-- DATA LINES start --

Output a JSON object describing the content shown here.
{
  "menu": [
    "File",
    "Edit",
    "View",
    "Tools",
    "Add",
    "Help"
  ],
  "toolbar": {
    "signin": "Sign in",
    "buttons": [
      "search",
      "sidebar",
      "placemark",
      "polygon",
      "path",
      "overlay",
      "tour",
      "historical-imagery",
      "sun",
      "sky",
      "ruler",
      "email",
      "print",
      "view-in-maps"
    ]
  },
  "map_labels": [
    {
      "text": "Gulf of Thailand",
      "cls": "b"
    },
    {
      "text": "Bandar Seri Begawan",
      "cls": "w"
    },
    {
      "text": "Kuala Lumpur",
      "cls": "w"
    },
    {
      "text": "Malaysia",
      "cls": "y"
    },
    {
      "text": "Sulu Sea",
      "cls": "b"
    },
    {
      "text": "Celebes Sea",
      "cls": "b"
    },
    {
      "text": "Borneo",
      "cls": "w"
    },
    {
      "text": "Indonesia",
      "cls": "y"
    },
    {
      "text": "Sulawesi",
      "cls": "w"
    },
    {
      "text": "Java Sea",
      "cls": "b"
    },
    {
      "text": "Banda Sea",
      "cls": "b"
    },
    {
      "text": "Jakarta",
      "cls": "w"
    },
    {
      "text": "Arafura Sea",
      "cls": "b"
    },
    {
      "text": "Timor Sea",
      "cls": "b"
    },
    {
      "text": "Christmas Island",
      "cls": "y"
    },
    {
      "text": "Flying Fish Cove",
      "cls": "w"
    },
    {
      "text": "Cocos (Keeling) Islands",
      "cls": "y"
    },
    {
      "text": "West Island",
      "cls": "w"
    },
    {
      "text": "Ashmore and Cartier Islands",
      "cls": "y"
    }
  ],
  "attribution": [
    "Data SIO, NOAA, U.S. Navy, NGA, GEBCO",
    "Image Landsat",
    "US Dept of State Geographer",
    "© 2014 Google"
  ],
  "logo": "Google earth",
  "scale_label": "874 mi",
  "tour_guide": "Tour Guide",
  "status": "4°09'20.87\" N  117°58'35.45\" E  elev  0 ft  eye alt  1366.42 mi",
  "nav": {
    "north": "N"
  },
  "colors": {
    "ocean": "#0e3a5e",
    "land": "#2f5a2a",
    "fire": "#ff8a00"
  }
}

-- DATA LINES end --

SHORT EXERCISE: From the records above, please extract every line and repeat it exactly.

FINISHED ANSWER:
Output a JSON object describing the content shown here.
{
  "menu": [
    "File",
    "Edit",
    "View",
    "Tools",
    "Add",
    "Help"
  ],
  "toolbar": {
    "signin": "Sign in",
    "buttons": [
      "search",
      "sidebar",
      "placemark",
      "polygon",
      "path",
      "overlay",
      "tour",
      "historical-imagery",
      "sun",
      "sky",
      "ruler",
      "email",
      "print",
      "view-in-maps"
    ]
  },
  "map_labels": [
    {
      "text": "Gulf of Thailand",
      "cls": "b"
    },
    {
      "text": "Bandar Seri Begawan",
      "cls": "w"
    },
    {
      "text": "Kuala Lumpur",
      "cls": "w"
    },
    {
      "text": "Malaysia",
      "cls": "y"
    },
    {
      "text": "Sulu Sea",
      "cls": "b"
    },
    {
      "text": "Celebes Sea",
      "cls": "b"
    },
    {
      "text": "Borneo",
      "cls": "w"
    },
    {
      "text": "Indonesia",
      "cls": "y"
    },
    {
      "text": "Sulawesi",
      "cls": "w"
    },
    {
      "text": "Java Sea",
      "cls": "b"
    },
    {
      "text": "Banda Sea",
      "cls": "b"
    },
    {
      "text": "Jakarta",
      "cls": "w"
    },
    {
      "text": "Arafura Sea",
      "cls": "b"
    },
    {
      "text": "Timor Sea",
      "cls": "b"
    },
    {
      "text": "Christmas Island",
      "cls": "y"
    },
    {
      "text": "Flying Fish Cove",
      "cls": "w"
    },
    {
      "text": "Cocos (Keeling) Islands",
      "cls": "y"
    },
    {
      "text": "West Island",
      "cls": "w"
    },
    {
      "text": "Ashmore and Cartier Islands",
      "cls": "y"
    }
  ],
  "attribution": [
    "Data SIO, NOAA, U.S. Navy, NGA, GEBCO",
    "Image Landsat",
    "US Dept of State Geographer",
    "© 2014 Google"
  ],
  "logo": "Google earth",
  "scale_label": "874 mi",
  "tour_guide": "Tour Guide",
  "status": "4°09'20.87\" N  117°58'35.45\" E  elev  0 ft  eye alt  1366.42 mi",
  "nav": {
    "north": "N"
  },
  "colors": {
    "ocean": "#0e3a5e",
    "land": "#2f5a2a",
    "fire": "#ff8a00"
  }
}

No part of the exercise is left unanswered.